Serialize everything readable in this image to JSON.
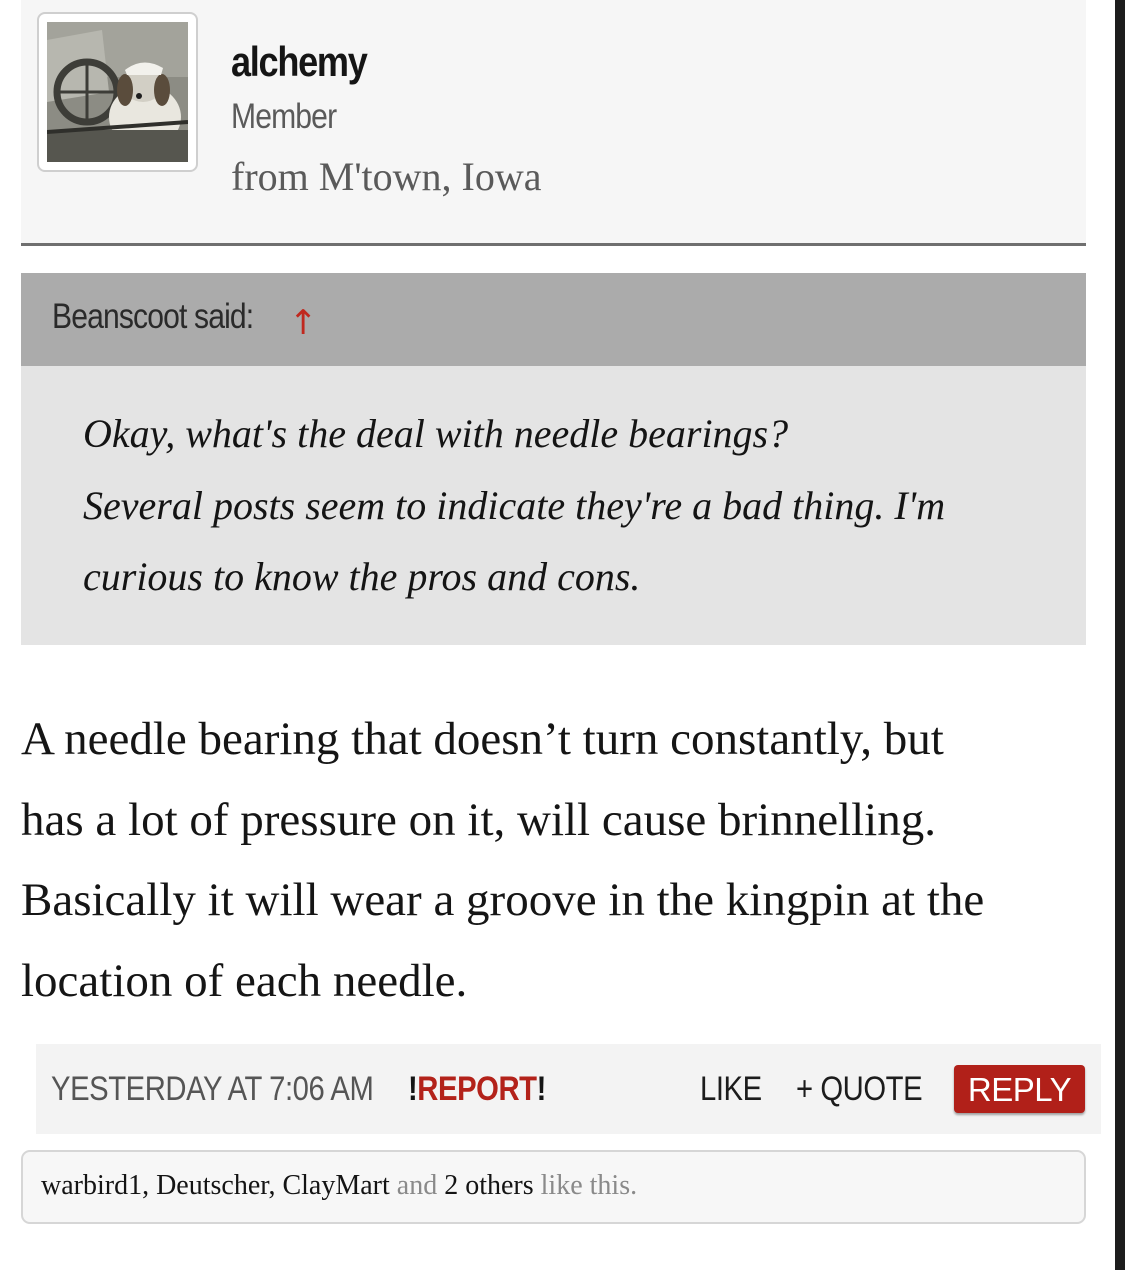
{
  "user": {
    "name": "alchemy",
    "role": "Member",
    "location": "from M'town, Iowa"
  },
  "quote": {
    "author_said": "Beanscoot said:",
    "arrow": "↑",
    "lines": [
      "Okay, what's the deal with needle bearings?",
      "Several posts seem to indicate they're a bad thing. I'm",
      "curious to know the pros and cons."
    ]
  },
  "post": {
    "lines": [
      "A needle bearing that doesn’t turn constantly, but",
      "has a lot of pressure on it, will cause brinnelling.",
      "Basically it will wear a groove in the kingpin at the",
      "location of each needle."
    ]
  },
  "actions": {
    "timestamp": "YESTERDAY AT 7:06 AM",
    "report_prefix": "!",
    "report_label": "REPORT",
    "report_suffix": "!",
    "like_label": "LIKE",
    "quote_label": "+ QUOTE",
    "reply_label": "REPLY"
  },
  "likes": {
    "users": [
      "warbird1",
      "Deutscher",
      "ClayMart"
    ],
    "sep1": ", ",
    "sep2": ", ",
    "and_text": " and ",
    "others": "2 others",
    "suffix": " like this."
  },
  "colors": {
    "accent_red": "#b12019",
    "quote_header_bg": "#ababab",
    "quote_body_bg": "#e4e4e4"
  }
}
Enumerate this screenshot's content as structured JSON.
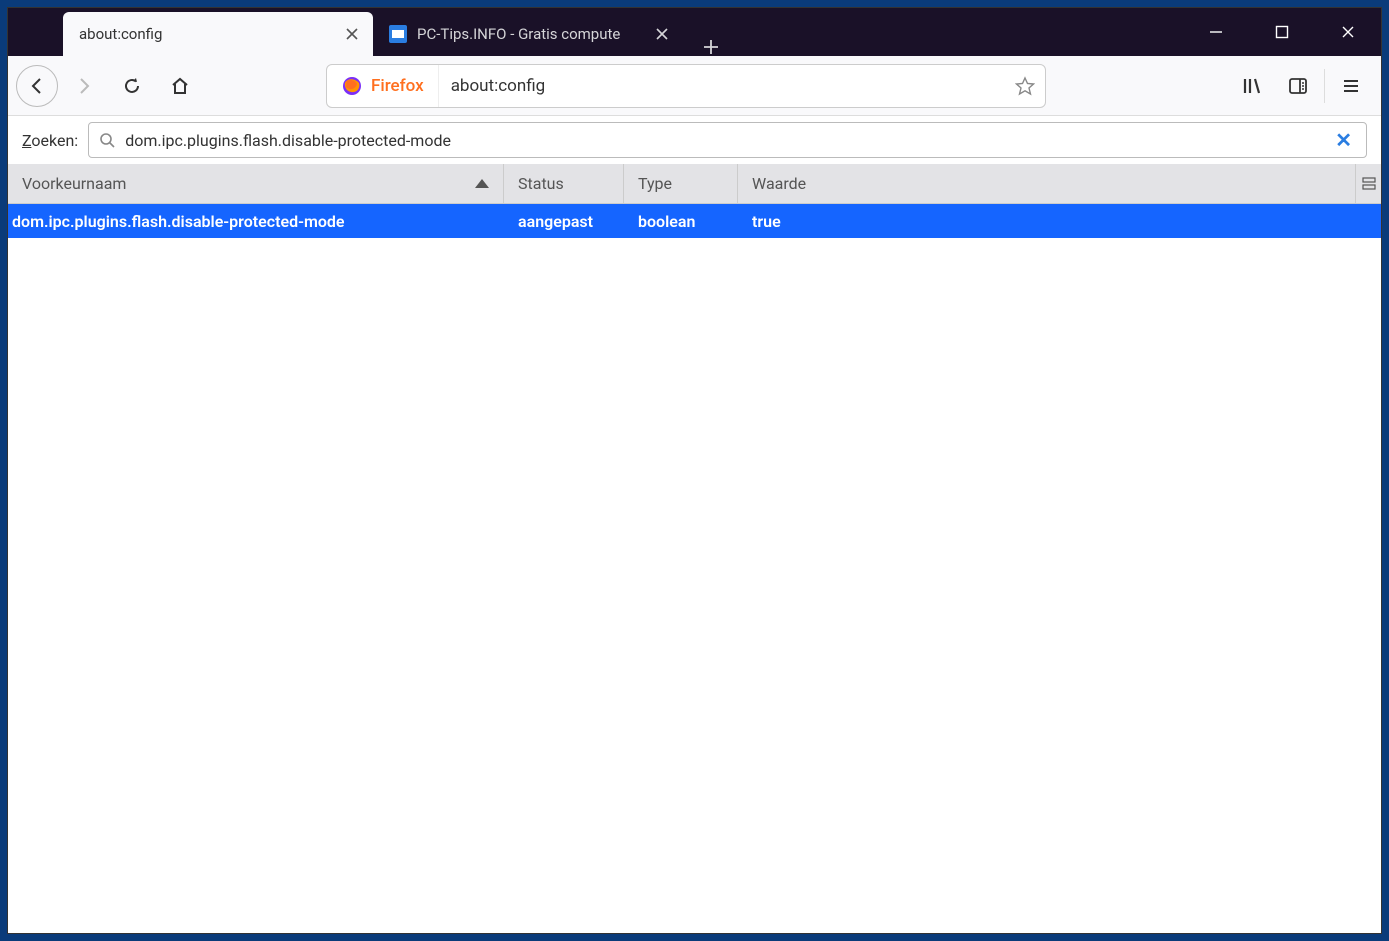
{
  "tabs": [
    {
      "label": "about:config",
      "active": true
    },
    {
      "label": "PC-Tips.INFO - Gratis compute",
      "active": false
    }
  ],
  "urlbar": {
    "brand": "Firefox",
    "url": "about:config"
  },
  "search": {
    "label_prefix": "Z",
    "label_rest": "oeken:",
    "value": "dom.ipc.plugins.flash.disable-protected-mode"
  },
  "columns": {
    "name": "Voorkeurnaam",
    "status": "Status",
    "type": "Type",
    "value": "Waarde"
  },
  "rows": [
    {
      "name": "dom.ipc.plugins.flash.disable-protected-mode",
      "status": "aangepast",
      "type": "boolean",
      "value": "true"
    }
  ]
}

===

**Exercise objective**
Pull out all lines containing the word "about" from the entries above.

**The response**
      "label": "about:config",
    "url": "about:config"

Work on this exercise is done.